Exercise directions :: Set down the material once more, exactly as it appears.

-- begin Input for this task --

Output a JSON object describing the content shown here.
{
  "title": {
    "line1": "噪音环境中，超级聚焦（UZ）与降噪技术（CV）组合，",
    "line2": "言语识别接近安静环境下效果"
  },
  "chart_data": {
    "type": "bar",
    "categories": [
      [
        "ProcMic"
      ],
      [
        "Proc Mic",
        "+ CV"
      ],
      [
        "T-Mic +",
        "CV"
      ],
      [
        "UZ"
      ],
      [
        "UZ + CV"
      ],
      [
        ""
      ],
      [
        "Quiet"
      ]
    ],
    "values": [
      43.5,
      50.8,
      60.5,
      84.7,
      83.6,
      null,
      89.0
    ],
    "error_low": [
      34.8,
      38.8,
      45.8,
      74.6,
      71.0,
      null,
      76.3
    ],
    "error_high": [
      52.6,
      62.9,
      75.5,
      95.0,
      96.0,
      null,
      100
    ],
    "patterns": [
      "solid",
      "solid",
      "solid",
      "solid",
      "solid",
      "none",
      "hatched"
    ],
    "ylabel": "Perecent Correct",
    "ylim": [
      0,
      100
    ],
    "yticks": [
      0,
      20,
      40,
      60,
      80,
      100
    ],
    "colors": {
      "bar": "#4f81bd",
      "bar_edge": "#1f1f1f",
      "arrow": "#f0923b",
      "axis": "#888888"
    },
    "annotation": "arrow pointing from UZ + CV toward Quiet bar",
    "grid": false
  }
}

-- end Input for this task --

Written solution ::
Output a JSON object describing the content shown here.
{
  "title": {
    "line1": "噪音环境中，超级聚焦（UZ）与降噪技术（CV）组合，",
    "line2": "言语识别接近安静环境下效果"
  },
  "chart_data": {
    "type": "bar",
    "categories": [
      [
        "ProcMic"
      ],
      [
        "Proc Mic",
        "+ CV"
      ],
      [
        "T-Mic +",
        "CV"
      ],
      [
        "UZ"
      ],
      [
        "UZ + CV"
      ],
      [
        ""
      ],
      [
        "Quiet"
      ]
    ],
    "values": [
      43.5,
      50.8,
      60.5,
      84.7,
      83.6,
      null,
      89.0
    ],
    "error_low": [
      34.8,
      38.8,
      45.8,
      74.6,
      71.0,
      null,
      76.3
    ],
    "error_high": [
      52.6,
      62.9,
      75.5,
      95.0,
      96.0,
      null,
      100
    ],
    "patterns": [
      "solid",
      "solid",
      "solid",
      "solid",
      "solid",
      "none",
      "hatched"
    ],
    "ylabel": "Perecent Correct",
    "ylim": [
      0,
      100
    ],
    "yticks": [
      0,
      20,
      40,
      60,
      80,
      100
    ],
    "colors": {
      "bar": "#4f81bd",
      "bar_edge": "#1f1f1f",
      "arrow": "#f0923b",
      "axis": "#888888"
    },
    "annotation": "arrow pointing from UZ + CV toward Quiet bar",
    "grid": false
  }
}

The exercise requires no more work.